#### [WHAT THE TASK REQUIRES]
Rewrite the material from the line with "Give bounding boxes" up to and including the line with "section-widgets: APPS WIDGETS", putting "each element" in place of "every component" and leaving everything else unchanged.

#### [RECORDS PROVIDED]
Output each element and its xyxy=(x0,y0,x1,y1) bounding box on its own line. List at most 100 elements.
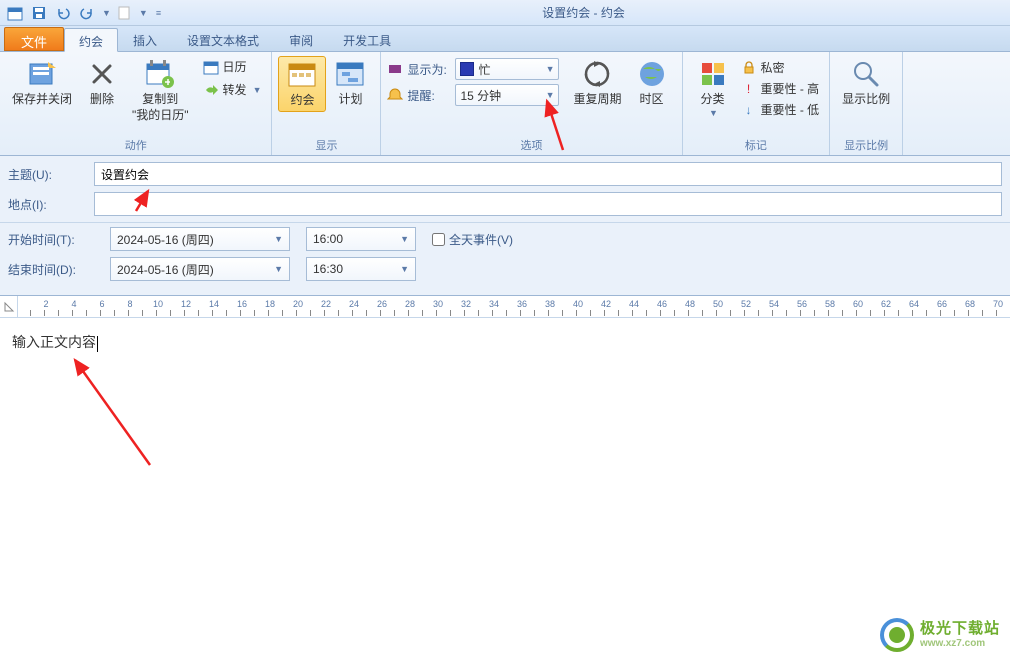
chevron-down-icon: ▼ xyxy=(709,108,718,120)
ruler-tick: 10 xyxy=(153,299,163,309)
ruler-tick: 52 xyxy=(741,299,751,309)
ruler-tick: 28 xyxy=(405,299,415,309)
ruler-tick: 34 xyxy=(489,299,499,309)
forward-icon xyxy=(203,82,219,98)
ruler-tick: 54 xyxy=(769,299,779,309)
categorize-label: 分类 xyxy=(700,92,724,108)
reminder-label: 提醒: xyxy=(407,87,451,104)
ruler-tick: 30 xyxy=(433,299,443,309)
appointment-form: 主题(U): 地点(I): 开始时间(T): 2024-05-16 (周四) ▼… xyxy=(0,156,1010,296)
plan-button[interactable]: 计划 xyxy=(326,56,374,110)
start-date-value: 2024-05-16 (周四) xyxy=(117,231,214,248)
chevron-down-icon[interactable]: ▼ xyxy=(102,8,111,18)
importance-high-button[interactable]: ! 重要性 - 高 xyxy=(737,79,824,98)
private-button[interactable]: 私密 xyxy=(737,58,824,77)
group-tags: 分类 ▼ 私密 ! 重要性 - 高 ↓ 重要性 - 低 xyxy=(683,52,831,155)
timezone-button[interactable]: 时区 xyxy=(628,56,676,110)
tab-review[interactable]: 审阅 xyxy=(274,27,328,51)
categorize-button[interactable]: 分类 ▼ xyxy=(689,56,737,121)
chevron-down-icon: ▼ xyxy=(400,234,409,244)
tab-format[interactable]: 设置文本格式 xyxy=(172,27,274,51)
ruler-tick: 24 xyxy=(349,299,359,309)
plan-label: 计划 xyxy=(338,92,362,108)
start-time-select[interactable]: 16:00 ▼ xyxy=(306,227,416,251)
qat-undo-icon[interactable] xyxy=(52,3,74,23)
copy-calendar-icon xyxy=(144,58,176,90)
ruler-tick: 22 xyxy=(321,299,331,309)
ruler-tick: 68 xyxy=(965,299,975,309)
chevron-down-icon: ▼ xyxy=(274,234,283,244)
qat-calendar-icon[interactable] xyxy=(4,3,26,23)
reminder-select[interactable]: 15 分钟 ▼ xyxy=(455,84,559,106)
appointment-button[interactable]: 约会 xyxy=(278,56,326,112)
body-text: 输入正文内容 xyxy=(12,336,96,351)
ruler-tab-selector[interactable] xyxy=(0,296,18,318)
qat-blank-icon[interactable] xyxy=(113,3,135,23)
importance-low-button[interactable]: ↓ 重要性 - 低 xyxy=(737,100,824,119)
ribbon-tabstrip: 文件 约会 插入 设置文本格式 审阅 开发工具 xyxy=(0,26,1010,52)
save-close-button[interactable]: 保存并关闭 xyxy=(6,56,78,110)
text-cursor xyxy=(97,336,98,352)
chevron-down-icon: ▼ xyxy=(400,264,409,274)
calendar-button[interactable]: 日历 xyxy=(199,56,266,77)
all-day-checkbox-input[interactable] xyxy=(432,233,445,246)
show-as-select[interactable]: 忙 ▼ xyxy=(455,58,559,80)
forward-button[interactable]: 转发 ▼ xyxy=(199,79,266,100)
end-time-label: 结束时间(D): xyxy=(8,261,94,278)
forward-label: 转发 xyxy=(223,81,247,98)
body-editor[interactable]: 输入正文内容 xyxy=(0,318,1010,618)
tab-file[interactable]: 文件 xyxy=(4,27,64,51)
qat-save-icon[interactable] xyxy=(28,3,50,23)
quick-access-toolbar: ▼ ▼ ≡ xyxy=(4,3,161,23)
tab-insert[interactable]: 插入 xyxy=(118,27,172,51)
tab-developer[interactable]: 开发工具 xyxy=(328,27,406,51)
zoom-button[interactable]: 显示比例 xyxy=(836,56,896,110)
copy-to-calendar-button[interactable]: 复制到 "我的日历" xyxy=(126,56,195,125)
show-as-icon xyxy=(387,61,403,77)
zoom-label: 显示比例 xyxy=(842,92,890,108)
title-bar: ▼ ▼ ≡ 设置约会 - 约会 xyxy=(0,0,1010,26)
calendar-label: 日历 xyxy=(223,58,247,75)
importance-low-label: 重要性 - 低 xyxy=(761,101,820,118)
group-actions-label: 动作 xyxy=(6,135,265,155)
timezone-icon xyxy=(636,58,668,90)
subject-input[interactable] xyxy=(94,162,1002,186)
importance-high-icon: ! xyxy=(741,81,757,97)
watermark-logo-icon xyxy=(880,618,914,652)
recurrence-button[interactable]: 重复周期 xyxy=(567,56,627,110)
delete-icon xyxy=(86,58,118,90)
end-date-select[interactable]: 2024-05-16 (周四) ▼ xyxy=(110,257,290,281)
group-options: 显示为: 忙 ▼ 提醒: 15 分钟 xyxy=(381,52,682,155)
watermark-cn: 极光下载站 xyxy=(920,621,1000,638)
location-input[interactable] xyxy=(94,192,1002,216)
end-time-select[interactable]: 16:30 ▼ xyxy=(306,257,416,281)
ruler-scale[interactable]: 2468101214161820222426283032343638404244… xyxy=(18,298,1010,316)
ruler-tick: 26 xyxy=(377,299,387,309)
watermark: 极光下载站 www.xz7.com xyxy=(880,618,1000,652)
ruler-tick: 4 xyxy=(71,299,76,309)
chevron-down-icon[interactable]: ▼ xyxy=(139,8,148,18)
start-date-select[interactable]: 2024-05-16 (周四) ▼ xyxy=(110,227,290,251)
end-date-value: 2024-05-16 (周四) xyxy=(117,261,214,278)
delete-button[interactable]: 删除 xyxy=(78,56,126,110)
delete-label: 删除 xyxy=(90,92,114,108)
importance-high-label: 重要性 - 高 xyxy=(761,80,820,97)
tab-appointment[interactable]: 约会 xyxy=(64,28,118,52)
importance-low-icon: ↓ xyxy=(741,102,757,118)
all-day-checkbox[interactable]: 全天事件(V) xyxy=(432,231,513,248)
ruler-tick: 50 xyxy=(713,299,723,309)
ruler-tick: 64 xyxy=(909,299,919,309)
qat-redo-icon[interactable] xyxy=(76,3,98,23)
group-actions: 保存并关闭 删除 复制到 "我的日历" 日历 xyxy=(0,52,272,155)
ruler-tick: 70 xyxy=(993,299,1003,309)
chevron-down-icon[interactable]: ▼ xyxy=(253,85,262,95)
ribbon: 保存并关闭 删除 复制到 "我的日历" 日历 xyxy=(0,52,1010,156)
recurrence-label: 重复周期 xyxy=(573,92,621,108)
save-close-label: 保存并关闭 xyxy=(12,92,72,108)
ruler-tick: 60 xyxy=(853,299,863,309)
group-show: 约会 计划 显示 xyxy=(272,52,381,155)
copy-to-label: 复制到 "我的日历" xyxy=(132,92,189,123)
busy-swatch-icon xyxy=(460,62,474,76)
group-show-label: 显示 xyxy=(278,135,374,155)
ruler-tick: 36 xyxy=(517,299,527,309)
* * *
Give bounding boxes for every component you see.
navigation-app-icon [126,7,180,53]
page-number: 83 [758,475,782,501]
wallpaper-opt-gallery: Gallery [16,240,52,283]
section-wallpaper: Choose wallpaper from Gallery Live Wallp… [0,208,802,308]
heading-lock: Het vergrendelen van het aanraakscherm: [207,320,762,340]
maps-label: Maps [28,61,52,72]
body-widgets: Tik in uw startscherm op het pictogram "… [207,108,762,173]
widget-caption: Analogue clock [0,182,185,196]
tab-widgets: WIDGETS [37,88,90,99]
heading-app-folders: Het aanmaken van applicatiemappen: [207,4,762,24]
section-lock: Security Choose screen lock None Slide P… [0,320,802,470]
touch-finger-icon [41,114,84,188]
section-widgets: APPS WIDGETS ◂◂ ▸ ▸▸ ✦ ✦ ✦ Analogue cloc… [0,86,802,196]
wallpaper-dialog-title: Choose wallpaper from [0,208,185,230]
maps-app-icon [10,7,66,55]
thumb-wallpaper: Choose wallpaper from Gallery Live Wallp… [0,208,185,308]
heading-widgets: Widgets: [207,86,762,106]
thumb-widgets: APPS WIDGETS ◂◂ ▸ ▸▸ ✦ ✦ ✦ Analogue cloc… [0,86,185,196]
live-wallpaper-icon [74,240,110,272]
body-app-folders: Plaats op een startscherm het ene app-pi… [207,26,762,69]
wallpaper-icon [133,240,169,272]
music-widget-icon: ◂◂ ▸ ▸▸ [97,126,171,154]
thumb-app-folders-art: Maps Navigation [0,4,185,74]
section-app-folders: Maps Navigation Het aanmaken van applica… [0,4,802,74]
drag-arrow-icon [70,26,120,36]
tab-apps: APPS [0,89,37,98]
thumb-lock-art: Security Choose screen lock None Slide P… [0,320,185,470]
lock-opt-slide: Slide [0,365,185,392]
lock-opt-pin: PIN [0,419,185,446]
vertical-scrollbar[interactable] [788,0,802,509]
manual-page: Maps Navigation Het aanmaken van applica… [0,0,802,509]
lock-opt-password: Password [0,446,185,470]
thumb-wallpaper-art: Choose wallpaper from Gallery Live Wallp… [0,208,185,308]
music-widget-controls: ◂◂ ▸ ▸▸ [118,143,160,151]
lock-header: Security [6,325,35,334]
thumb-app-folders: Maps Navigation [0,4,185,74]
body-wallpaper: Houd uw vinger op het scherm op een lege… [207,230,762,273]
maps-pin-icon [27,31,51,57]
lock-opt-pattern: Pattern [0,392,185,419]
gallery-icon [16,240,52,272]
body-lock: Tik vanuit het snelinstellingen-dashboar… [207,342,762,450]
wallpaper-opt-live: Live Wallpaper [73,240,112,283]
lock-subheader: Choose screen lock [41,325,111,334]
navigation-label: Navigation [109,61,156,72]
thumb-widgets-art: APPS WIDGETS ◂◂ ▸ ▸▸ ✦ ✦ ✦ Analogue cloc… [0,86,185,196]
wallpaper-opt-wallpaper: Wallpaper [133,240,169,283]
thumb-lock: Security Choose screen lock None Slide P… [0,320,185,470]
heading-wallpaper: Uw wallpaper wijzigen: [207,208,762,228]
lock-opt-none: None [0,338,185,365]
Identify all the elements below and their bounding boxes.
--
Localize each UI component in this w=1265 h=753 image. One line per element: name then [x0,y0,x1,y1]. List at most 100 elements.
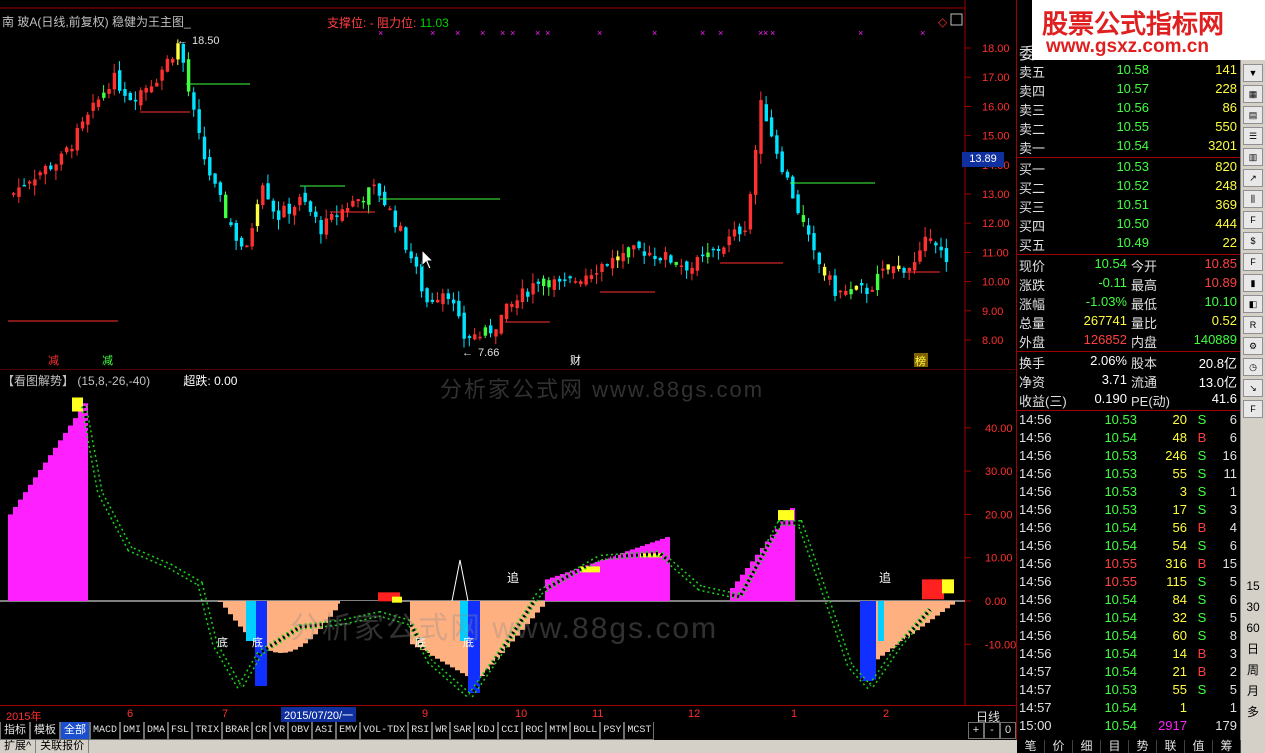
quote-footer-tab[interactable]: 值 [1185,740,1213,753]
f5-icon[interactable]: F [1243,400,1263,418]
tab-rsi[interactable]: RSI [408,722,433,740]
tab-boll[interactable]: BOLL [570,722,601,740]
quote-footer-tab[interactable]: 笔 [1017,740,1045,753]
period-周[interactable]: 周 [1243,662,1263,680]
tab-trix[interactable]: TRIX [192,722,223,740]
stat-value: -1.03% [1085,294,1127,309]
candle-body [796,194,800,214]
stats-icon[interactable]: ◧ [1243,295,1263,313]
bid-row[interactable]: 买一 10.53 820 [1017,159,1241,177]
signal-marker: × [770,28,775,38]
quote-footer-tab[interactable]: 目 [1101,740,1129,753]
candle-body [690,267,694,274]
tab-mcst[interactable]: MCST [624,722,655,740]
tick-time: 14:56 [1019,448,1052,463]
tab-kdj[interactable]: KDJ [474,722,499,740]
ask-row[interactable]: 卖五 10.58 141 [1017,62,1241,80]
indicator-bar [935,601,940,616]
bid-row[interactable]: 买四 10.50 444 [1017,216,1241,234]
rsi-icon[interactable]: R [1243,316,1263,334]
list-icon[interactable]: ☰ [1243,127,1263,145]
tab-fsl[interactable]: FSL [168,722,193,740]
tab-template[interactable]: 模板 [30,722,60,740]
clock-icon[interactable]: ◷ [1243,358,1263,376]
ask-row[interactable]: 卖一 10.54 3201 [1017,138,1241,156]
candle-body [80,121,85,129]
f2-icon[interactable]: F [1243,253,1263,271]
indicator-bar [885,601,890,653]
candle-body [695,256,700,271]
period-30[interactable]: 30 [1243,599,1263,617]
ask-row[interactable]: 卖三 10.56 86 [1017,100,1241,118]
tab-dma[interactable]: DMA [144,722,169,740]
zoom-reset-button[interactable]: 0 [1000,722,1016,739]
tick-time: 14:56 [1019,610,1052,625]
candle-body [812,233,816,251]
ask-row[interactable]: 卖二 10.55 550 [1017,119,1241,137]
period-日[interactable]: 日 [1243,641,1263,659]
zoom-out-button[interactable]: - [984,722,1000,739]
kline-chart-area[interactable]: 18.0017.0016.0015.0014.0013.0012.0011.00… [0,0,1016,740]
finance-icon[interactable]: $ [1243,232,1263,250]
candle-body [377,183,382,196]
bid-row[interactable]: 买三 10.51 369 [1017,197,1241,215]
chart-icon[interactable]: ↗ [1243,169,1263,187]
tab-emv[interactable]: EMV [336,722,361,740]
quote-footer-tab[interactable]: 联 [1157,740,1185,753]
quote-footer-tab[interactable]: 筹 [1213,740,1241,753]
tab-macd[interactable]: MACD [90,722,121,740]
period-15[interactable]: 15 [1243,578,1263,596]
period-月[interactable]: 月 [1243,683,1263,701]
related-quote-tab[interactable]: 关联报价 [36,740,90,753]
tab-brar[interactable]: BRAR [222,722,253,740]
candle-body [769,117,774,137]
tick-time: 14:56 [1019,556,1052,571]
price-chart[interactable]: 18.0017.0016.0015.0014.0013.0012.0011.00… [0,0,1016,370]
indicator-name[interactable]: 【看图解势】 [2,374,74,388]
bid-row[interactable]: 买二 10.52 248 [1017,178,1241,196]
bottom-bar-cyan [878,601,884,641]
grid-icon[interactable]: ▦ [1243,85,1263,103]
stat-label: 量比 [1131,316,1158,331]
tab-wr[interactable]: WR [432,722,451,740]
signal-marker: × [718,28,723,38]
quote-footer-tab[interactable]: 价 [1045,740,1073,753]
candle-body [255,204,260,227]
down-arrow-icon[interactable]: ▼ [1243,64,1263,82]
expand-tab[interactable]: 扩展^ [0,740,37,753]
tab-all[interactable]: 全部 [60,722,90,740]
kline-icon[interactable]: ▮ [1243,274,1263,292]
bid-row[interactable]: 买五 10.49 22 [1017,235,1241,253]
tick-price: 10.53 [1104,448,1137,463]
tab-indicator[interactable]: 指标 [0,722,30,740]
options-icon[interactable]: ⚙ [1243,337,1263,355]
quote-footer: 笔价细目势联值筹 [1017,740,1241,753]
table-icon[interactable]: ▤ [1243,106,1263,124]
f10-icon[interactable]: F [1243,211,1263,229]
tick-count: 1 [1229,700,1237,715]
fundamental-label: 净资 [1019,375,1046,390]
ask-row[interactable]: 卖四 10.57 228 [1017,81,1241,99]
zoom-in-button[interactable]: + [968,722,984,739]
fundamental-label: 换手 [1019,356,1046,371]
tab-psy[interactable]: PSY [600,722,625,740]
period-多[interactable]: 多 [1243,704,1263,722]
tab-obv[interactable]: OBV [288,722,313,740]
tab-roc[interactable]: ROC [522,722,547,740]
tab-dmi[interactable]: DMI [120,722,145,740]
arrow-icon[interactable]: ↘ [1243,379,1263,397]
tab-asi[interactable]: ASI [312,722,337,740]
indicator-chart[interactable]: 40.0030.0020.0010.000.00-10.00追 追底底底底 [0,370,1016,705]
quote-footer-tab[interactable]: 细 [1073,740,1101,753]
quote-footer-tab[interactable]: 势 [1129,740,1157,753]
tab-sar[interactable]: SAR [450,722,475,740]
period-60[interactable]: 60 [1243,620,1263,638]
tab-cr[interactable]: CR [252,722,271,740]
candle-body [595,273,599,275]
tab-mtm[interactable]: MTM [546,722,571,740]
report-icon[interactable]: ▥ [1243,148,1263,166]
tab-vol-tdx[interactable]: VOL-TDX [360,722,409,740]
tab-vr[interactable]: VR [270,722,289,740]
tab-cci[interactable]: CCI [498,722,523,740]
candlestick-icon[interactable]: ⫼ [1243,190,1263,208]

#### [OUTPUT]
Give bounding boxes for each element you see.
navigation-app-icon [126,7,180,53]
page-number: 83 [758,475,782,501]
wallpaper-opt-gallery: Gallery [16,240,52,283]
section-wallpaper: Choose wallpaper from Gallery Live Wallp… [0,208,802,308]
heading-lock: Het vergrendelen van het aanraakscherm: [207,320,762,340]
maps-label: Maps [28,61,52,72]
body-widgets: Tik in uw startscherm op het pictogram "… [207,108,762,173]
widget-caption: Analogue clock [0,182,185,196]
tab-widgets: WIDGETS [37,88,90,99]
heading-app-folders: Het aanmaken van applicatiemappen: [207,4,762,24]
section-lock: Security Choose screen lock None Slide P… [0,320,802,470]
touch-finger-icon [41,114,84,188]
section-widgets: APPS WIDGETS ◂◂ ▸ ▸▸ ✦ ✦ ✦ Analogue cloc… [0,86,802,196]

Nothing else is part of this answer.